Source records
· · · ·
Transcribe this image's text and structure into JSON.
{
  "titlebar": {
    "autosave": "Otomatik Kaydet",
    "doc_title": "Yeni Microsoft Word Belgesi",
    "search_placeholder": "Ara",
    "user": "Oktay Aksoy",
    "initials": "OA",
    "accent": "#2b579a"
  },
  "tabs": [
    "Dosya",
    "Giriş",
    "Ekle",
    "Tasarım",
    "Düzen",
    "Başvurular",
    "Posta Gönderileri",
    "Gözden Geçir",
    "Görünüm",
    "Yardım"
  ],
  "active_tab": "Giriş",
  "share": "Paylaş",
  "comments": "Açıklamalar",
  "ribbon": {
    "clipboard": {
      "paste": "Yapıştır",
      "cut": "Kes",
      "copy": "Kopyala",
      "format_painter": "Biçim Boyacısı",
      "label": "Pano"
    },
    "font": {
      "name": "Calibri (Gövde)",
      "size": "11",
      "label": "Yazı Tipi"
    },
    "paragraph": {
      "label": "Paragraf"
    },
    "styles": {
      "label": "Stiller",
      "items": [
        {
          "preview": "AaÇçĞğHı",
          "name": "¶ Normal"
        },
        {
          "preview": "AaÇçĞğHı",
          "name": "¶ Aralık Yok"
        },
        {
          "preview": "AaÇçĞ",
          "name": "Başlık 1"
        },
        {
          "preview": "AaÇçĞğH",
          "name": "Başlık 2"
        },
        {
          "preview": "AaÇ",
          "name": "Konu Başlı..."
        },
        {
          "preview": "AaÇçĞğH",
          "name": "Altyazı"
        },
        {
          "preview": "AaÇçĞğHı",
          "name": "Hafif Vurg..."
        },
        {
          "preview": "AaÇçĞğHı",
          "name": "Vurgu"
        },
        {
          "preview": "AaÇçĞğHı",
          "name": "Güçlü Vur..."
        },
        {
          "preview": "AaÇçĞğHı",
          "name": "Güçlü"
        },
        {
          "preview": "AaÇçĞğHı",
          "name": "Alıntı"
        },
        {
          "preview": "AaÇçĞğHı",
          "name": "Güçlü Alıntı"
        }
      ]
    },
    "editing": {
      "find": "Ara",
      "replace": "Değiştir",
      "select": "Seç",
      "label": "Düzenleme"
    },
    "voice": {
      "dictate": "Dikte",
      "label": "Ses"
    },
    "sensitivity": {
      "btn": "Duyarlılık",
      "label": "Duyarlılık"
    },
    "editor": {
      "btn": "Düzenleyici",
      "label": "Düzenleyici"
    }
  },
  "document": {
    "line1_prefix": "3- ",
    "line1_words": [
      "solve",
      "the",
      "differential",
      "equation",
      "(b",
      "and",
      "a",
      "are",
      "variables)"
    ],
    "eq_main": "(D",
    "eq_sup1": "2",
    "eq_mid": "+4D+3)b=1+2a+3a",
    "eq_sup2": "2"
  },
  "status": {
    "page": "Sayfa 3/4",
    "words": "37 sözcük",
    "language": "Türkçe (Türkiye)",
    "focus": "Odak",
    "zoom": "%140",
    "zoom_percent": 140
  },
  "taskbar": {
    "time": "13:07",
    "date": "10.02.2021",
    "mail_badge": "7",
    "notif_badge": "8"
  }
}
· · · ·
_Task:_
Return what is listed above, exactly and completely.

_Expected output:_
Transcribe this image's text and structure into JSON.
{
  "titlebar": {
    "autosave": "Otomatik Kaydet",
    "doc_title": "Yeni Microsoft Word Belgesi",
    "search_placeholder": "Ara",
    "user": "Oktay Aksoy",
    "initials": "OA",
    "accent": "#2b579a"
  },
  "tabs": [
    "Dosya",
    "Giriş",
    "Ekle",
    "Tasarım",
    "Düzen",
    "Başvurular",
    "Posta Gönderileri",
    "Gözden Geçir",
    "Görünüm",
    "Yardım"
  ],
  "active_tab": "Giriş",
  "share": "Paylaş",
  "comments": "Açıklamalar",
  "ribbon": {
    "clipboard": {
      "paste": "Yapıştır",
      "cut": "Kes",
      "copy": "Kopyala",
      "format_painter": "Biçim Boyacısı",
      "label": "Pano"
    },
    "font": {
      "name": "Calibri (Gövde)",
      "size": "11",
      "label": "Yazı Tipi"
    },
    "paragraph": {
      "label": "Paragraf"
    },
    "styles": {
      "label": "Stiller",
      "items": [
        {
          "preview": "AaÇçĞğHı",
          "name": "¶ Normal"
        },
        {
          "preview": "AaÇçĞğHı",
          "name": "¶ Aralık Yok"
        },
        {
          "preview": "AaÇçĞ",
          "name": "Başlık 1"
        },
        {
          "preview": "AaÇçĞğH",
          "name": "Başlık 2"
        },
        {
          "preview": "AaÇ",
          "name": "Konu Başlı..."
        },
        {
          "preview": "AaÇçĞğH",
          "name": "Altyazı"
        },
        {
          "preview": "AaÇçĞğHı",
          "name": "Hafif Vurg..."
        },
        {
          "preview": "AaÇçĞğHı",
          "name": "Vurgu"
        },
        {
          "preview": "AaÇçĞğHı",
          "name": "Güçlü Vur..."
        },
        {
          "preview": "AaÇçĞğHı",
          "name": "Güçlü"
        },
        {
          "preview": "AaÇçĞğHı",
          "name": "Alıntı"
        },
        {
          "preview": "AaÇçĞğHı",
          "name": "Güçlü Alıntı"
        }
      ]
    },
    "editing": {
      "find": "Ara",
      "replace": "Değiştir",
      "select": "Seç",
      "label": "Düzenleme"
    },
    "voice": {
      "dictate": "Dikte",
      "label": "Ses"
    },
    "sensitivity": {
      "btn": "Duyarlılık",
      "label": "Duyarlılık"
    },
    "editor": {
      "btn": "Düzenleyici",
      "label": "Düzenleyici"
    }
  },
  "document": {
    "line1_prefix": "3- ",
    "line1_words": [
      "solve",
      "the",
      "differential",
      "equation",
      "(b",
      "and",
      "a",
      "are",
      "variables)"
    ],
    "eq_main": "(D",
    "eq_sup1": "2",
    "eq_mid": "+4D+3)b=1+2a+3a",
    "eq_sup2": "2"
  },
  "status": {
    "page": "Sayfa 3/4",
    "words": "37 sözcük",
    "language": "Türkçe (Türkiye)",
    "focus": "Odak",
    "zoom": "%140",
    "zoom_percent": 140
  },
  "taskbar": {
    "time": "13:07",
    "date": "10.02.2021",
    "mail_badge": "7",
    "notif_badge": "8"
  }
}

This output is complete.